*Supplied entries*
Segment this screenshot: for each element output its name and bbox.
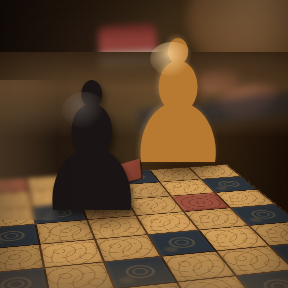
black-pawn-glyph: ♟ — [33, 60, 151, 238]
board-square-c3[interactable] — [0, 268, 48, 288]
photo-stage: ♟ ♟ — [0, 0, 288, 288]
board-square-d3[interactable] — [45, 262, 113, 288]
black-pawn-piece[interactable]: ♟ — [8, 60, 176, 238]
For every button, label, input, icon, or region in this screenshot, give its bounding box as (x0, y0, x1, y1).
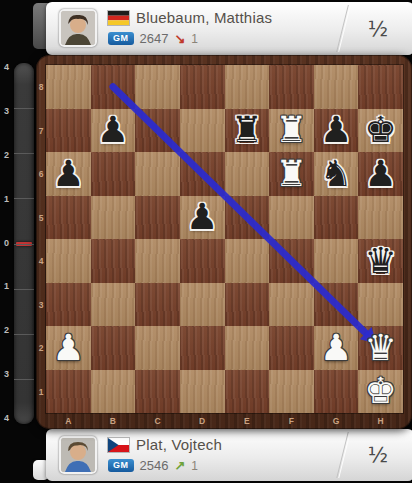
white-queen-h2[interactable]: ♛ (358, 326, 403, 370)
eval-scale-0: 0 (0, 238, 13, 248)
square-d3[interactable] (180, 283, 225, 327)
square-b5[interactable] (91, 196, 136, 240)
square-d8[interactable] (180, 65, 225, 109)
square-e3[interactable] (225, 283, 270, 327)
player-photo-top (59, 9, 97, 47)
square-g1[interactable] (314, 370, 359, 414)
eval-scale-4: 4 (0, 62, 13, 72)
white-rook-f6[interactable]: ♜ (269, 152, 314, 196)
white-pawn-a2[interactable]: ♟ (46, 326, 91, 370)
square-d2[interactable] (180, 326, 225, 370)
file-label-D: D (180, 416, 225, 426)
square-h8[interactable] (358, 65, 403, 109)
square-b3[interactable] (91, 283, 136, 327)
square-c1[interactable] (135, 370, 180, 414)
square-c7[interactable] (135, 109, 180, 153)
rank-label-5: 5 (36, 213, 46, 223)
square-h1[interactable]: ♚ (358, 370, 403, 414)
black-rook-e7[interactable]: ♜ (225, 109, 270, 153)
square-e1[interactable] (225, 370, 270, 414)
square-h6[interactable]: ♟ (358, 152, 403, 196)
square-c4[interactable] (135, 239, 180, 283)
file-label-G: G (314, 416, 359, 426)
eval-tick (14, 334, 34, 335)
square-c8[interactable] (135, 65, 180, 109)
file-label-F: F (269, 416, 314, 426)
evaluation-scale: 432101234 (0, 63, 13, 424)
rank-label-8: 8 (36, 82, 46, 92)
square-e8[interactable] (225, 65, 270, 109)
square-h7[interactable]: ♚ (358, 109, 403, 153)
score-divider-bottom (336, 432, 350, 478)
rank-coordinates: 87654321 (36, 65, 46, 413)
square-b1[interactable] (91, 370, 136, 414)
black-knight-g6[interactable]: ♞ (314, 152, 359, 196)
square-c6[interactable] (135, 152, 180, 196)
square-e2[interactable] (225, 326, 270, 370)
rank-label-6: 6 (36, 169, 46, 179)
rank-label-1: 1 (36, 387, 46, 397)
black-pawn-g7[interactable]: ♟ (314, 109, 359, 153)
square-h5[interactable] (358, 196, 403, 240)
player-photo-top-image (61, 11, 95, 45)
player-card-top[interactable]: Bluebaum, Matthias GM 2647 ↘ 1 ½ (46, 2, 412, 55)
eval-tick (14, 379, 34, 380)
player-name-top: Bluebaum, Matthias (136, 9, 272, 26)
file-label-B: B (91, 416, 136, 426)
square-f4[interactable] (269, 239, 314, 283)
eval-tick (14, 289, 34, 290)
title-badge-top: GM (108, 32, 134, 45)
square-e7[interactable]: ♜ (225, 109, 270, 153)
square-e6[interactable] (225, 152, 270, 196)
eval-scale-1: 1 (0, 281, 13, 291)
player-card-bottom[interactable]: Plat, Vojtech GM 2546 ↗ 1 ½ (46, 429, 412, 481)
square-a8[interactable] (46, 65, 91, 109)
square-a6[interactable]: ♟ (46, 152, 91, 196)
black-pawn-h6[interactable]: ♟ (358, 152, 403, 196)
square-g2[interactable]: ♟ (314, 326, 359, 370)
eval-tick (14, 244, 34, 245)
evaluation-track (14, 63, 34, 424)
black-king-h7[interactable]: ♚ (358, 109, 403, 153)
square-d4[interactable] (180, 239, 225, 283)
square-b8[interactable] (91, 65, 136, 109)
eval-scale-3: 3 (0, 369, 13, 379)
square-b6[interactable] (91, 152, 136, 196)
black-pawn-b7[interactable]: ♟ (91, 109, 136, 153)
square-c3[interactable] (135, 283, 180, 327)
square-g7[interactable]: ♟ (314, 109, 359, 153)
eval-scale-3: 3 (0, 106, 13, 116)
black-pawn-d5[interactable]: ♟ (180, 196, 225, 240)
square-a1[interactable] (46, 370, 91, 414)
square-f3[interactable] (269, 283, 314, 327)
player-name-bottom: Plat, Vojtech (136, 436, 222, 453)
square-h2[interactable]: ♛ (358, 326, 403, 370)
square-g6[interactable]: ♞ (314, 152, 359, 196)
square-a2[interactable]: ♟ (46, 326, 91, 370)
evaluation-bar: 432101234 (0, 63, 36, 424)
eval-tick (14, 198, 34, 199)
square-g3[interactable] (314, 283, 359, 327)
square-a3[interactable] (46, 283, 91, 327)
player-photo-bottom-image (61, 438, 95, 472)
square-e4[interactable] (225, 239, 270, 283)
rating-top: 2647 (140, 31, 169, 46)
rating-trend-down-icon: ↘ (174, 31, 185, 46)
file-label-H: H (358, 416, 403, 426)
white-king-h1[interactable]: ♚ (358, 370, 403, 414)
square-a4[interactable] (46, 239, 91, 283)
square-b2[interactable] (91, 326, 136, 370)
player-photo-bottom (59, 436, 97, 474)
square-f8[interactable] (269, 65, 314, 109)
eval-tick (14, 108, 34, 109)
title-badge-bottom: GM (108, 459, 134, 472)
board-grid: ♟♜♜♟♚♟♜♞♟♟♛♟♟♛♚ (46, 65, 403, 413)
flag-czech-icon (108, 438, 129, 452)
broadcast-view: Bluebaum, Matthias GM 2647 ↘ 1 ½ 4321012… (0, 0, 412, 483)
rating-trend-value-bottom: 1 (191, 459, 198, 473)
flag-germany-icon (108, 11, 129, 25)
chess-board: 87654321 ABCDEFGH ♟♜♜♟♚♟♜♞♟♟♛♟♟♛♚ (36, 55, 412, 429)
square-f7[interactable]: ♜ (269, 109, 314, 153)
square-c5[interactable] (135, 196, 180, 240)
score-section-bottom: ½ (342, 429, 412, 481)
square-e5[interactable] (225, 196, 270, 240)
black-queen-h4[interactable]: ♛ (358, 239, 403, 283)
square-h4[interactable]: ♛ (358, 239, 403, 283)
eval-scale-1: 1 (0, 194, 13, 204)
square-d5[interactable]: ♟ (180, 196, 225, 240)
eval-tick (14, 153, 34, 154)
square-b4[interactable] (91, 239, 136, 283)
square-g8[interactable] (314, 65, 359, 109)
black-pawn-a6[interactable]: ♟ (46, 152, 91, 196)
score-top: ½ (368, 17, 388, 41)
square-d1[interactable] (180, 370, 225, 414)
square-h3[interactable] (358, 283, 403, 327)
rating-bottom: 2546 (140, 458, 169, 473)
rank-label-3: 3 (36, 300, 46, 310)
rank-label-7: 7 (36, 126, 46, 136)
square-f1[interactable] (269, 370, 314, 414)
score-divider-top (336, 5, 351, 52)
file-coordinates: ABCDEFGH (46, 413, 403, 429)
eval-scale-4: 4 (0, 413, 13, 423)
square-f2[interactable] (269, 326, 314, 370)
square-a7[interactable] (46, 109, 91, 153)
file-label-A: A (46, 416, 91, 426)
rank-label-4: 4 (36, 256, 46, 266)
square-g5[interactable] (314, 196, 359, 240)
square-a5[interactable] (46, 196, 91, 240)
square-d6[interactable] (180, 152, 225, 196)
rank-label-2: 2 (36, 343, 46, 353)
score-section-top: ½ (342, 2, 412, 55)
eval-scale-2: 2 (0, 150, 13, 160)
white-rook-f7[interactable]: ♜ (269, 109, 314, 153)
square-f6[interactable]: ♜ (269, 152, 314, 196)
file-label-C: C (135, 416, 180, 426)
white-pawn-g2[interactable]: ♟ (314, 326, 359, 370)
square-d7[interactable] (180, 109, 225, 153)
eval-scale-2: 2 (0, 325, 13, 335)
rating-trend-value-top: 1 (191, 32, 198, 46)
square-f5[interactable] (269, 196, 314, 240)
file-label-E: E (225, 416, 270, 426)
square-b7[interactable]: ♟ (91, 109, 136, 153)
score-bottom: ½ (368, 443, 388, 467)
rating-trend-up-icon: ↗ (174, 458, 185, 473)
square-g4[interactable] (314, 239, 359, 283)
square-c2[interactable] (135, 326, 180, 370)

*What to produce*
Render the lines of the listing from the one containing "black-pawn-glyph: ♟ — [33, 60, 151, 238]" through the one containing "For every button, label, input, icon, or", inclusive, as a numbered list, leaving out any blank lines.

*Solution to this exercise*
1. black-pawn-glyph: ♟ — [33, 60, 151, 238]
2. board-square-c3[interactable] — [0, 268, 48, 288]
3. photo-stage: ♟ ♟ — [0, 0, 288, 288]
4. board-square-d3[interactable] — [45, 262, 113, 288]
5. black-pawn-piece[interactable]: ♟ — [8, 60, 176, 238]
6. For every button, label, input, icon, or region in this screenshot, give its bounding box as (x0, y0, x1, y1).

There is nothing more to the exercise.